▸ Work to complete:
From the data below, return each line in which the string "this" is found.

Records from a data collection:
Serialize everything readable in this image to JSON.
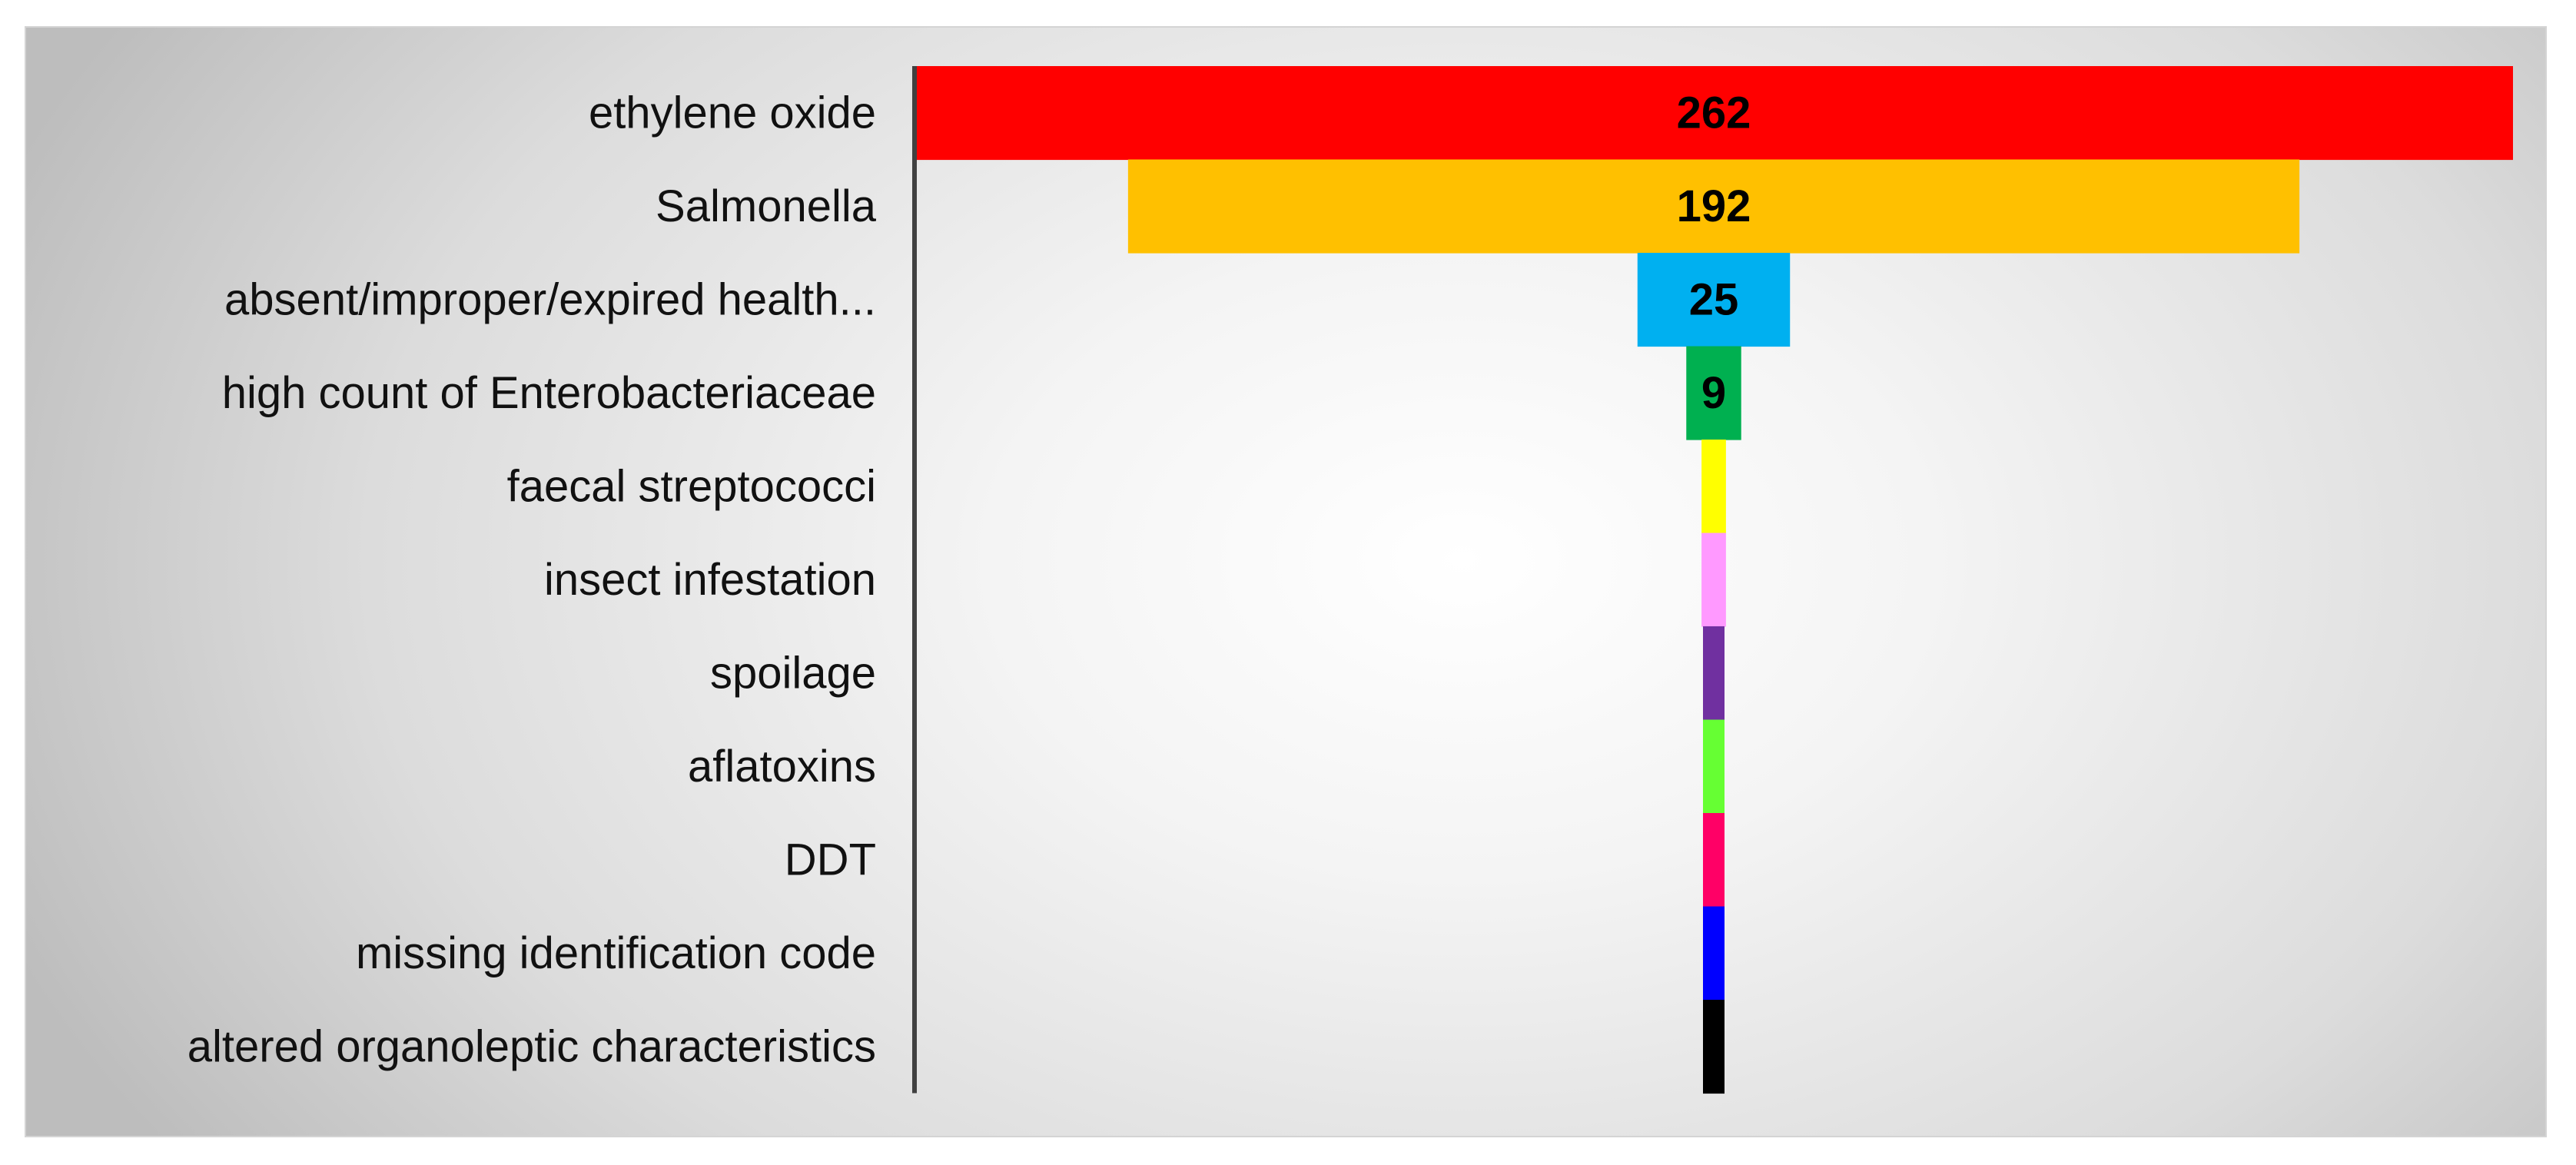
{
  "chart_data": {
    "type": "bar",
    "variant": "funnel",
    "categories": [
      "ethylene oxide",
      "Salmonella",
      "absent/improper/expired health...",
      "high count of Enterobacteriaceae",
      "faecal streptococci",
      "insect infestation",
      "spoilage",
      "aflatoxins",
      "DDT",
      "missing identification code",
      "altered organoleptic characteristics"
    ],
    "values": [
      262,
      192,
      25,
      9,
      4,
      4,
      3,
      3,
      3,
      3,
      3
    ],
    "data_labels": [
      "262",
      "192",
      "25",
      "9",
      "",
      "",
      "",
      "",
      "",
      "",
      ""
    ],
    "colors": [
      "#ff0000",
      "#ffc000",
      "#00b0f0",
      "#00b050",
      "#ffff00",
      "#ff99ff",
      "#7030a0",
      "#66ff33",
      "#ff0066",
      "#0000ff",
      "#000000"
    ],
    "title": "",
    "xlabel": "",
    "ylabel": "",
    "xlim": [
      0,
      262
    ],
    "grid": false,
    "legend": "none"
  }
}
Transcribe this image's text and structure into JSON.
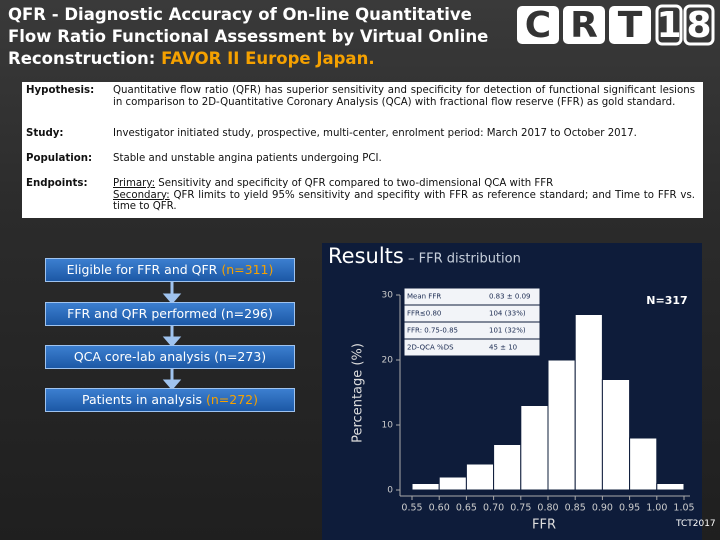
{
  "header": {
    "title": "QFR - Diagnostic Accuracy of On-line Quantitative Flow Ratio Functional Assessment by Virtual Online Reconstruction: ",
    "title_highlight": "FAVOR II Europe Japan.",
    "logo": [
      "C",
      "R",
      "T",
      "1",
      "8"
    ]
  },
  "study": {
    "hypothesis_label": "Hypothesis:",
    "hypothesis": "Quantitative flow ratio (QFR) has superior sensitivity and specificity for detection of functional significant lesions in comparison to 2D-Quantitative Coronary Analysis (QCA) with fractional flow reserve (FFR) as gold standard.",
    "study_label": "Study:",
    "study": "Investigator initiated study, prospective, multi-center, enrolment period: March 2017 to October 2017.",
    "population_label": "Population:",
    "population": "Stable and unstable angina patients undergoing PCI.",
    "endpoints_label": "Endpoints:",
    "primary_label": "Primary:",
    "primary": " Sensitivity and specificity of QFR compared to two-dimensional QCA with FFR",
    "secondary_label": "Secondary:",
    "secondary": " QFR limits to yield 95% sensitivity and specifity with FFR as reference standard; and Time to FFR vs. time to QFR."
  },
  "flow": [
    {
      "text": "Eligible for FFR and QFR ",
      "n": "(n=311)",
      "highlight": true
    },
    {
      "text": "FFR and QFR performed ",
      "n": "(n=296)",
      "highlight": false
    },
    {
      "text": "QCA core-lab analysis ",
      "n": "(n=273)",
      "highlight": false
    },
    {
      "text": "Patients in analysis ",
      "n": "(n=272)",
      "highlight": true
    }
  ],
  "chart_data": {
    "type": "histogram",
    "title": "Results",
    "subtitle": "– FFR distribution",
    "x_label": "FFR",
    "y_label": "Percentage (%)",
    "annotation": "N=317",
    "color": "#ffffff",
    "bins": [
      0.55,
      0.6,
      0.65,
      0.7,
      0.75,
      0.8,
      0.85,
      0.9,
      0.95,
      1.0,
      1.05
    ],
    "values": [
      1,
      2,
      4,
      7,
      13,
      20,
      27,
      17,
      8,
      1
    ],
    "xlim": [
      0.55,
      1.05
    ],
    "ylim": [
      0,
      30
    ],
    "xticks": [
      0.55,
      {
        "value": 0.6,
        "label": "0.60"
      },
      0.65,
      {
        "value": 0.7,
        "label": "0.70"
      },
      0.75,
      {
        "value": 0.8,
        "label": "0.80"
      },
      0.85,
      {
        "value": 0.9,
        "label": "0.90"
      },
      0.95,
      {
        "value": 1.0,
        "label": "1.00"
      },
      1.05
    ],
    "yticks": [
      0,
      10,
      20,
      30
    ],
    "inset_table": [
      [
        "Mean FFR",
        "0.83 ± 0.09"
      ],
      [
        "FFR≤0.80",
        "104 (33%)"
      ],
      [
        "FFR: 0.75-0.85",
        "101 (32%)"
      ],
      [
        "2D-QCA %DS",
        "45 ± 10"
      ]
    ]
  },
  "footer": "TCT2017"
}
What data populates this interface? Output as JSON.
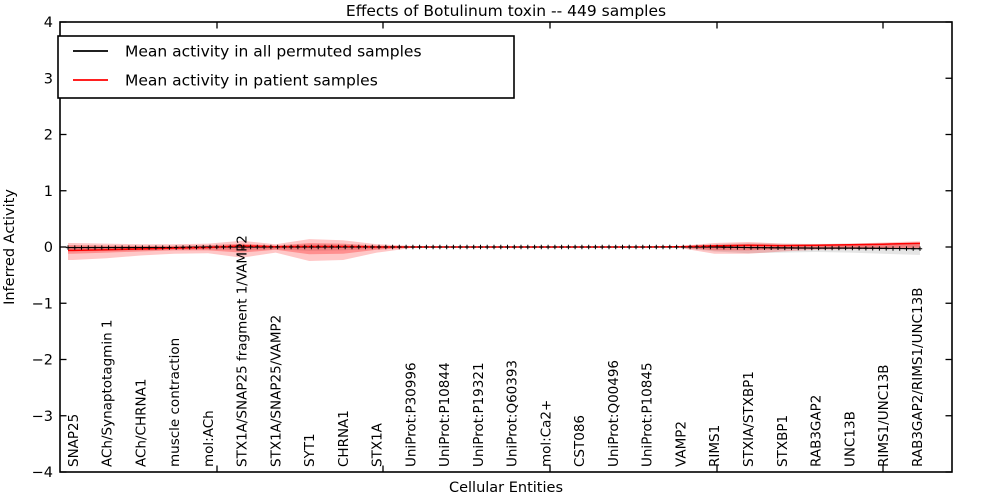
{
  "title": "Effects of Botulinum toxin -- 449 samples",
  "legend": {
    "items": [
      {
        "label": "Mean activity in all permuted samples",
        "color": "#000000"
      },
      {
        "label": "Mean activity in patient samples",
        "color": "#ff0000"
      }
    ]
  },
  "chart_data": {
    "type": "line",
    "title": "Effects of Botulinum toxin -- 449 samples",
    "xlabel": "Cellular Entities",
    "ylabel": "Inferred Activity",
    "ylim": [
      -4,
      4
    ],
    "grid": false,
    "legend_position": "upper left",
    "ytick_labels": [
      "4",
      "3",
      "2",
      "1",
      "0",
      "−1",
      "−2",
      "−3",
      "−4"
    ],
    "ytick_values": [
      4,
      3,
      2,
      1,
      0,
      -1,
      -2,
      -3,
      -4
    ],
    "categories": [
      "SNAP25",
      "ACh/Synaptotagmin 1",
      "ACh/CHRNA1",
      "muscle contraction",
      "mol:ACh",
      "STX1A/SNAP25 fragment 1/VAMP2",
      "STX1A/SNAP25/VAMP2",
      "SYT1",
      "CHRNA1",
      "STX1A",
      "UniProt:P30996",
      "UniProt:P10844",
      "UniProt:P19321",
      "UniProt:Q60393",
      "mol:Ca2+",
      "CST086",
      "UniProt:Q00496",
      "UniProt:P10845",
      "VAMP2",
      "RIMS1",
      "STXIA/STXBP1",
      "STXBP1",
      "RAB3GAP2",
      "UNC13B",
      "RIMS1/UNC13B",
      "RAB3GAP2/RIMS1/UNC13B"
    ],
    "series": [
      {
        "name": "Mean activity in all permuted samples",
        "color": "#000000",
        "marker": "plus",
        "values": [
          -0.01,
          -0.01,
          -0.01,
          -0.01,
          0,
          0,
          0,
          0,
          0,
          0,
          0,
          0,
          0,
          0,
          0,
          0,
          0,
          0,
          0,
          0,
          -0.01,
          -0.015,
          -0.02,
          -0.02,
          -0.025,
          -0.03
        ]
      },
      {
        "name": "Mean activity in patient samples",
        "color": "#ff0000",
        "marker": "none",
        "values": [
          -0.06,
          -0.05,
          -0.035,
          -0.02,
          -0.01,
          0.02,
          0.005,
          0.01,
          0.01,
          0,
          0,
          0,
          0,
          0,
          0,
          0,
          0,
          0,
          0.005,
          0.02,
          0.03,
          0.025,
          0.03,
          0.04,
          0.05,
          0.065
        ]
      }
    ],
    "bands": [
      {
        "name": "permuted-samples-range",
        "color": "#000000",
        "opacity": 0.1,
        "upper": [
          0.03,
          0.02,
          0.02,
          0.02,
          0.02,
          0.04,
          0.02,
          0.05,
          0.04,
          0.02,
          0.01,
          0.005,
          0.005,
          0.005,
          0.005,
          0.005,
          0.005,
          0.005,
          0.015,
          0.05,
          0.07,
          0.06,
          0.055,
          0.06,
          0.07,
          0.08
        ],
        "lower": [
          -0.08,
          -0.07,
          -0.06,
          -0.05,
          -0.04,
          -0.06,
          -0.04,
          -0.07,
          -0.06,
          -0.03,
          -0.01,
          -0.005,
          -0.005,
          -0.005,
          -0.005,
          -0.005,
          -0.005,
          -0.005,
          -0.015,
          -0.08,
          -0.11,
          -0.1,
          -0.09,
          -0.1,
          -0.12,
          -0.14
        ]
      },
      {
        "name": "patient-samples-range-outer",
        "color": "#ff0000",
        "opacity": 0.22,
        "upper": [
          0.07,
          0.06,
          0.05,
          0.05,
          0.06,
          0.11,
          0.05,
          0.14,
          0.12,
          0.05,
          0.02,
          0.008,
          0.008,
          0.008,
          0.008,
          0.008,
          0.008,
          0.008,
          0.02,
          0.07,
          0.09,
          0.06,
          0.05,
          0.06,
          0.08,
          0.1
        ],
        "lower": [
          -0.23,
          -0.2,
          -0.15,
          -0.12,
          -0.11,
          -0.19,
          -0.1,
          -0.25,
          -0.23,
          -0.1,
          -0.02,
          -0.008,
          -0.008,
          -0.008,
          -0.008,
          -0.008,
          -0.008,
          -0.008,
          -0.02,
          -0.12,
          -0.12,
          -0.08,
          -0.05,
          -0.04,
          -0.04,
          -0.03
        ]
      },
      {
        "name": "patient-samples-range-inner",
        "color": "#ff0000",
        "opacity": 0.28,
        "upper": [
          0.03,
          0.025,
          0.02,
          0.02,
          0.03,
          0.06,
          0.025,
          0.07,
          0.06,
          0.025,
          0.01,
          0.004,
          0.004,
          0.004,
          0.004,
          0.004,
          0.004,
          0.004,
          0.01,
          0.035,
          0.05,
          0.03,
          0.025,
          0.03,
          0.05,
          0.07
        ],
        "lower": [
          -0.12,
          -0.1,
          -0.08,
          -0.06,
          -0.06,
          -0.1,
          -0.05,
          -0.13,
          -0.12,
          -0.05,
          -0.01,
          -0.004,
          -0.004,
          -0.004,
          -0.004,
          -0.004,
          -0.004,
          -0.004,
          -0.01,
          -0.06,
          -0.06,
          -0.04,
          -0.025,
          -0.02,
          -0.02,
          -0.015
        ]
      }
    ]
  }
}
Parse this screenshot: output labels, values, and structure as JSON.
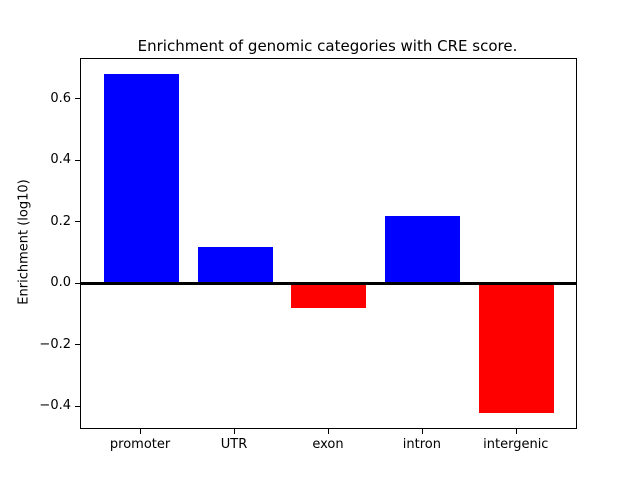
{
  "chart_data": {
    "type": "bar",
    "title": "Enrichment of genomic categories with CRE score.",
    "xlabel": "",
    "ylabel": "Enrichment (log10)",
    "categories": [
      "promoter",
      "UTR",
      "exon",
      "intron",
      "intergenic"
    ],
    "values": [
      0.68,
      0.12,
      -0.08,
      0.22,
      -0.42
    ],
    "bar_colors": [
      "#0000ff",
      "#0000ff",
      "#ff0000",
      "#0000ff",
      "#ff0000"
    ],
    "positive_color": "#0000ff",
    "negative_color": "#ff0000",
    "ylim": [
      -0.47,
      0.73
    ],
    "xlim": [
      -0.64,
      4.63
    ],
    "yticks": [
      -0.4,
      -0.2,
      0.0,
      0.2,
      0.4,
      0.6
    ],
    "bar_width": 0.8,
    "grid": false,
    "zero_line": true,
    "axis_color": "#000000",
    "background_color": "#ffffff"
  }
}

▸ Result below:
Serialize everything readable in this image to JSON.
Transcribe this image's text and structure into JSON.
What data populates this interface? Output as JSON.
Parse this screenshot: output labels, values, and structure as JSON.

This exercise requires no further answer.